+++ Material for the task

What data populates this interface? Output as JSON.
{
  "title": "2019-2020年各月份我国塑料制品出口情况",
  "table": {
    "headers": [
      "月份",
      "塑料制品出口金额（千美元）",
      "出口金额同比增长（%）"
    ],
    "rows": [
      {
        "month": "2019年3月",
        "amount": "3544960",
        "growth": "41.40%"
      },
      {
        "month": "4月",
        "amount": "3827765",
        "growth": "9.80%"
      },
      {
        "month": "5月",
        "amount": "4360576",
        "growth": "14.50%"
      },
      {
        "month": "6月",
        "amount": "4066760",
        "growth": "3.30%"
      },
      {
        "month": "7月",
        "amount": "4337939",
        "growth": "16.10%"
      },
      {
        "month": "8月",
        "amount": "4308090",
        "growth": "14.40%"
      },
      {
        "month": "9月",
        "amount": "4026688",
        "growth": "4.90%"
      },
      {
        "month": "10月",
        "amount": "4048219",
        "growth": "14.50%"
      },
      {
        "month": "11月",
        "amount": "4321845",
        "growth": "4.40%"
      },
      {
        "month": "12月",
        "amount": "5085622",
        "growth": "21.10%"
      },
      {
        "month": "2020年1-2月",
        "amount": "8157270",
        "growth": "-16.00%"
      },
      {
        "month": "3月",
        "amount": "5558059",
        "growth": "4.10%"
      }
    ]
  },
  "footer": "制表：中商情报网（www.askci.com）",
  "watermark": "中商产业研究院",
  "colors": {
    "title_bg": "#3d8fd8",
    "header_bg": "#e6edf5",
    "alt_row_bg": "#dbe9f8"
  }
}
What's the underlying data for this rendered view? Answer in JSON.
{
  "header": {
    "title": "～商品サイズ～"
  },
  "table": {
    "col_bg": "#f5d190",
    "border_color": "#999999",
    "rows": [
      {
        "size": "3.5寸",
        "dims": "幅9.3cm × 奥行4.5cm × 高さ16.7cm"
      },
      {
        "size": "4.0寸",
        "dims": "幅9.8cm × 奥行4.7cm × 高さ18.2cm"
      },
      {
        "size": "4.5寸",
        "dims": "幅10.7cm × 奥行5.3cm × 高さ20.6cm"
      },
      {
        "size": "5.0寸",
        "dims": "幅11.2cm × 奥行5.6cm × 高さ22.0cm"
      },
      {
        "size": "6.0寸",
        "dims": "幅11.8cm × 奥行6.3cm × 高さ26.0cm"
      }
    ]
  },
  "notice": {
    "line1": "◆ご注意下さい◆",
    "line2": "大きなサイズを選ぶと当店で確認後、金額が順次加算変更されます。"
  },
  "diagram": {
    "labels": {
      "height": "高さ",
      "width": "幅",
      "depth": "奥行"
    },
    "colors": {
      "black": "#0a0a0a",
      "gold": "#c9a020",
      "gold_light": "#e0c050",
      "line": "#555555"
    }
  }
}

++++++

Written instruction
Write out again, exactly, the lines from the one holding "What's the underlying" through the end of the listing, with both ends included.

Solution
What's the underlying data for this rendered view? Answer in JSON.
{
  "header": {
    "title": "～商品サイズ～"
  },
  "table": {
    "col_bg": "#f5d190",
    "border_color": "#999999",
    "rows": [
      {
        "size": "3.5寸",
        "dims": "幅9.3cm × 奥行4.5cm × 高さ16.7cm"
      },
      {
        "size": "4.0寸",
        "dims": "幅9.8cm × 奥行4.7cm × 高さ18.2cm"
      },
      {
        "size": "4.5寸",
        "dims": "幅10.7cm × 奥行5.3cm × 高さ20.6cm"
      },
      {
        "size": "5.0寸",
        "dims": "幅11.2cm × 奥行5.6cm × 高さ22.0cm"
      },
      {
        "size": "6.0寸",
        "dims": "幅11.8cm × 奥行6.3cm × 高さ26.0cm"
      }
    ]
  },
  "notice": {
    "line1": "◆ご注意下さい◆",
    "line2": "大きなサイズを選ぶと当店で確認後、金額が順次加算変更されます。"
  },
  "diagram": {
    "labels": {
      "height": "高さ",
      "width": "幅",
      "depth": "奥行"
    },
    "colors": {
      "black": "#0a0a0a",
      "gold": "#c9a020",
      "gold_light": "#e0c050",
      "line": "#555555"
    }
  }
}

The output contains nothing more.